====== MATERIAL PROVIDED
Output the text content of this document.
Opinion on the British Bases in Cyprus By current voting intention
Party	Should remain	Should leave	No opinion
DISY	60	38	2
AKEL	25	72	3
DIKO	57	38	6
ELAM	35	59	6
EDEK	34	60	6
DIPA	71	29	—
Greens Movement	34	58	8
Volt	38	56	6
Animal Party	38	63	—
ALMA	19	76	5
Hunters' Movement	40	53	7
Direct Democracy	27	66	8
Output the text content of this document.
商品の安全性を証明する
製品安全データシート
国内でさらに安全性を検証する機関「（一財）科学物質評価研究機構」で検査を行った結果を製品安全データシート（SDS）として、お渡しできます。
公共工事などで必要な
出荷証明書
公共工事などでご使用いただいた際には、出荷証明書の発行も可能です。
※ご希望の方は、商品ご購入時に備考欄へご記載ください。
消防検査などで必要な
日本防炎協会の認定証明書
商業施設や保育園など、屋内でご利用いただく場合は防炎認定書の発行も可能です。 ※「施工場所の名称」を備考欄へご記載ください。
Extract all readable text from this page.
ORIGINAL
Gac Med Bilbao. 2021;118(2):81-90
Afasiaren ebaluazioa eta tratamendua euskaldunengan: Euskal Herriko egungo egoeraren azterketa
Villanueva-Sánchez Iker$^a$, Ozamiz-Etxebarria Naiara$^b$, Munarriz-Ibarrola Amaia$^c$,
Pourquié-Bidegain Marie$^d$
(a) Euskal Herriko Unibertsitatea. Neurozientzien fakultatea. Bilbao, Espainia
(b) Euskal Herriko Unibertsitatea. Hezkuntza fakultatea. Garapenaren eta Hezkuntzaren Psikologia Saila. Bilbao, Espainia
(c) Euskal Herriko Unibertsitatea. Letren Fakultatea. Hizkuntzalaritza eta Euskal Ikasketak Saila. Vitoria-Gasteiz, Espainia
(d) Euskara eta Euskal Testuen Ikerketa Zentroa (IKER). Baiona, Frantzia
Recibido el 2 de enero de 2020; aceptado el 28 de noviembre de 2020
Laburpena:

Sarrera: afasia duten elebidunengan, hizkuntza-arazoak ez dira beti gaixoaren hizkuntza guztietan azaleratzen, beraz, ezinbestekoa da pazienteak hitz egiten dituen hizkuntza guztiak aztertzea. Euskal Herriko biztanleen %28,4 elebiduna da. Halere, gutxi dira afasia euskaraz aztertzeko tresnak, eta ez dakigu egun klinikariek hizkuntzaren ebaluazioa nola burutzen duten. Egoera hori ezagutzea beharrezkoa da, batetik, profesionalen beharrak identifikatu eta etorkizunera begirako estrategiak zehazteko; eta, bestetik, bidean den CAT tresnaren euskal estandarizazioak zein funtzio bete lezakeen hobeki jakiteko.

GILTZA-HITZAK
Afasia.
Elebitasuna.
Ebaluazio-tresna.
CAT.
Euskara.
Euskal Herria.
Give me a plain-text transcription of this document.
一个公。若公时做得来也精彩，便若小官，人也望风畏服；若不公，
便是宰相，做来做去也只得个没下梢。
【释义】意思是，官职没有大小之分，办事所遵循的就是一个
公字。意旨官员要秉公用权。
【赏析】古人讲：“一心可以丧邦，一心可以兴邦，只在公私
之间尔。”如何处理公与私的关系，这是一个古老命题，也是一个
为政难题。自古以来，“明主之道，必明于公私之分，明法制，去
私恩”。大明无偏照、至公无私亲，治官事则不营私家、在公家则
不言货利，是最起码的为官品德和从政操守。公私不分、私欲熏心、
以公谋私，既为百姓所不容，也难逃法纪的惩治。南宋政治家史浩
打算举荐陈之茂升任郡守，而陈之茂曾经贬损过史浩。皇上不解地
============
● EXERCISE:
Could you quote the material above in full, exactly as it stands?

● CORRECT ANSWER:
Output the text content of this document.
Opinion on the British Bases in Cyprus By current voting intention
Party	Should remain	Should leave	No opinion
DISY	60	38	2
AKEL	25	72	3
DIKO	57	38	6
ELAM	35	59	6
EDEK	34	60	6
DIPA	71	29	—
Greens Movement	34	58	8
Volt	38	56	6
Animal Party	38	63	—
ALMA	19	76	5
Hunters' Movement	40	53	7
Direct Democracy	27	66	8
Output the text content of this document.
商品の安全性を証明する
製品安全データシート
国内でさらに安全性を検証する機関「（一財）科学物質評価研究機構」で検査を行った結果を製品安全データシート（SDS）として、お渡しできます。
公共工事などで必要な
出荷証明書
公共工事などでご使用いただいた際には、出荷証明書の発行も可能です。
※ご希望の方は、商品ご購入時に備考欄へご記載ください。
消防検査などで必要な
日本防炎協会の認定証明書
商業施設や保育園など、屋内でご利用いただく場合は防炎認定書の発行も可能です。 ※「施工場所の名称」を備考欄へご記載ください。
Extract all readable text from this page.
ORIGINAL
Gac Med Bilbao. 2021;118(2):81-90
Afasiaren ebaluazioa eta tratamendua euskaldunengan: Euskal Herriko egungo egoeraren azterketa
Villanueva-Sánchez Iker$^a$, Ozamiz-Etxebarria Naiara$^b$, Munarriz-Ibarrola Amaia$^c$,
Pourquié-Bidegain Marie$^d$
(a) Euskal Herriko Unibertsitatea. Neurozientzien fakultatea. Bilbao, Espainia
(b) Euskal Herriko Unibertsitatea. Hezkuntza fakultatea. Garapenaren eta Hezkuntzaren Psikologia Saila. Bilbao, Espainia
(c) Euskal Herriko Unibertsitatea. Letren Fakultatea. Hizkuntzalaritza eta Euskal Ikasketak Saila. Vitoria-Gasteiz, Espainia
(d) Euskara eta Euskal Testuen Ikerketa Zentroa (IKER). Baiona, Frantzia
Recibido el 2 de enero de 2020; aceptado el 28 de noviembre de 2020
Laburpena:

Sarrera: afasia duten elebidunengan, hizkuntza-arazoak ez dira beti gaixoaren hizkuntza guztietan azaleratzen, beraz, ezinbestekoa da pazienteak hitz egiten dituen hizkuntza guztiak aztertzea. Euskal Herriko biztanleen %28,4 elebiduna da. Halere, gutxi dira afasia euskaraz aztertzeko tresnak, eta ez dakigu egun klinikariek hizkuntzaren ebaluazioa nola burutzen duten. Egoera hori ezagutzea beharrezkoa da, batetik, profesionalen beharrak identifikatu eta etorkizunera begirako estrategiak zehazteko; eta, bestetik, bidean den CAT tresnaren euskal estandarizazioak zein funtzio bete lezakeen hobeki jakiteko.

GILTZA-HITZAK
Afasia.
Elebitasuna.
Ebaluazio-tresna.
CAT.
Euskara.
Euskal Herria.
Give me a plain-text transcription of this document.
一个公。若公时做得来也精彩，便若小官，人也望风畏服；若不公，
便是宰相，做来做去也只得个没下梢。
【释义】意思是，官职没有大小之分，办事所遵循的就是一个
公字。意旨官员要秉公用权。
【赏析】古人讲：“一心可以丧邦，一心可以兴邦，只在公私
之间尔。”如何处理公与私的关系，这是一个古老命题，也是一个
为政难题。自古以来，“明主之道，必明于公私之分，明法制，去
私恩”。大明无偏照、至公无私亲，治官事则不营私家、在公家则
不言货利，是最起码的为官品德和从政操守。公私不分、私欲熏心、
以公谋私，既为百姓所不容，也难逃法纪的惩治。南宋政治家史浩
打算举荐陈之茂升任郡守，而陈之茂曾经贬损过史浩。皇上不解地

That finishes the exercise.